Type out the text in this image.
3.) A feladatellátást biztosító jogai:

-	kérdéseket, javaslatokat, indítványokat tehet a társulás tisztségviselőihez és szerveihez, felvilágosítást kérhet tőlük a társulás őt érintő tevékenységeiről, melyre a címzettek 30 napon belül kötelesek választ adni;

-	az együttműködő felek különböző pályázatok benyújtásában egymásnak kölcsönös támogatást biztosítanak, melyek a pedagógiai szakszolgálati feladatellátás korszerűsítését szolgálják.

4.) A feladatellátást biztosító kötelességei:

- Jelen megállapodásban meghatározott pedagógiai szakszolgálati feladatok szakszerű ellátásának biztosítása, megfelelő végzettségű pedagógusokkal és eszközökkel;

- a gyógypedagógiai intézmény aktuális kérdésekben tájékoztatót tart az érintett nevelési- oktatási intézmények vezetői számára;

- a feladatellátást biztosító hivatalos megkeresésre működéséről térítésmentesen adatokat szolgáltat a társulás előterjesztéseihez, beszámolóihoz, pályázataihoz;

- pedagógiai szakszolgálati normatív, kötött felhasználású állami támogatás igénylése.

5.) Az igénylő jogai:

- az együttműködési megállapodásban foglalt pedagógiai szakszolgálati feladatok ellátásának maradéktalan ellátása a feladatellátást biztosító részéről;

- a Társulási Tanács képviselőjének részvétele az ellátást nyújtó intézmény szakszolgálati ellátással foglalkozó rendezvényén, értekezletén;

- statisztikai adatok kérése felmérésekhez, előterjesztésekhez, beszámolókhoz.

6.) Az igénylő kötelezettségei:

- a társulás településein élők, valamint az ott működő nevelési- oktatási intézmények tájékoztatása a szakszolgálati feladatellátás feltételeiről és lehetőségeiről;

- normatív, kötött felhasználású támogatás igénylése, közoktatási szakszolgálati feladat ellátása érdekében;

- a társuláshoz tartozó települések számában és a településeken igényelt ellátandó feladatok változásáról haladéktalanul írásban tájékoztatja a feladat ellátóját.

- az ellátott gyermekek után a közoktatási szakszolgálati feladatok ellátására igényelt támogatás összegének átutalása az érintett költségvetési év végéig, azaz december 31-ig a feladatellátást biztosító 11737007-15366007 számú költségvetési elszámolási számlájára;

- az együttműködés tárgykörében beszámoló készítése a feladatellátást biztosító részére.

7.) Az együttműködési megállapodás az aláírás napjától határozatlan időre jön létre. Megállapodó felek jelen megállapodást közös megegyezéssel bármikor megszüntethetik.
════
Copy all of the material word for word.

Type out the text in this image.
3.) A feladatellátást biztosító jogai:

-	kérdéseket, javaslatokat, indítványokat tehet a társulás tisztségviselőihez és szerveihez, felvilágosítást kérhet tőlük a társulás őt érintő tevékenységeiről, melyre a címzettek 30 napon belül kötelesek választ adni;

-	az együttműködő felek különböző pályázatok benyújtásában egymásnak kölcsönös támogatást biztosítanak, melyek a pedagógiai szakszolgálati feladatellátás korszerűsítését szolgálják.

4.) A feladatellátást biztosító kötelességei:

- Jelen megállapodásban meghatározott pedagógiai szakszolgálati feladatok szakszerű ellátásának biztosítása, megfelelő végzettségű pedagógusokkal és eszközökkel;

- a gyógypedagógiai intézmény aktuális kérdésekben tájékoztatót tart az érintett nevelési- oktatási intézmények vezetői számára;

- a feladatellátást biztosító hivatalos megkeresésre működéséről térítésmentesen adatokat szolgáltat a társulás előterjesztéseihez, beszámolóihoz, pályázataihoz;

- pedagógiai szakszolgálati normatív, kötött felhasználású állami támogatás igénylése.

5.) Az igénylő jogai:

- az együttműködési megállapodásban foglalt pedagógiai szakszolgálati feladatok ellátásának maradéktalan ellátása a feladatellátást biztosító részéről;

- a Társulási Tanács képviselőjének részvétele az ellátást nyújtó intézmény szakszolgálati ellátással foglalkozó rendezvényén, értekezletén;

- statisztikai adatok kérése felmérésekhez, előterjesztésekhez, beszámolókhoz.

6.) Az igénylő kötelezettségei:

- a társulás településein élők, valamint az ott működő nevelési- oktatási intézmények tájékoztatása a szakszolgálati feladatellátás feltételeiről és lehetőségeiről;

- normatív, kötött felhasználású támogatás igénylése, közoktatási szakszolgálati feladat ellátása érdekében;

- a társuláshoz tartozó települések számában és a településeken igényelt ellátandó feladatok változásáról haladéktalanul írásban tájékoztatja a feladat ellátóját.

- az ellátott gyermekek után a közoktatási szakszolgálati feladatok ellátására igényelt támogatás összegének átutalása az érintett költségvetési év végéig, azaz december 31-ig a feladatellátást biztosító 11737007-15366007 számú költségvetési elszámolási számlájára;

- az együttműködés tárgykörében beszámoló készítése a feladatellátást biztosító részére.

7.) Az együttműködési megállapodás az aláírás napjától határozatlan időre jön létre. Megállapodó felek jelen megállapodást közös megegyezéssel bármikor megszüntethetik.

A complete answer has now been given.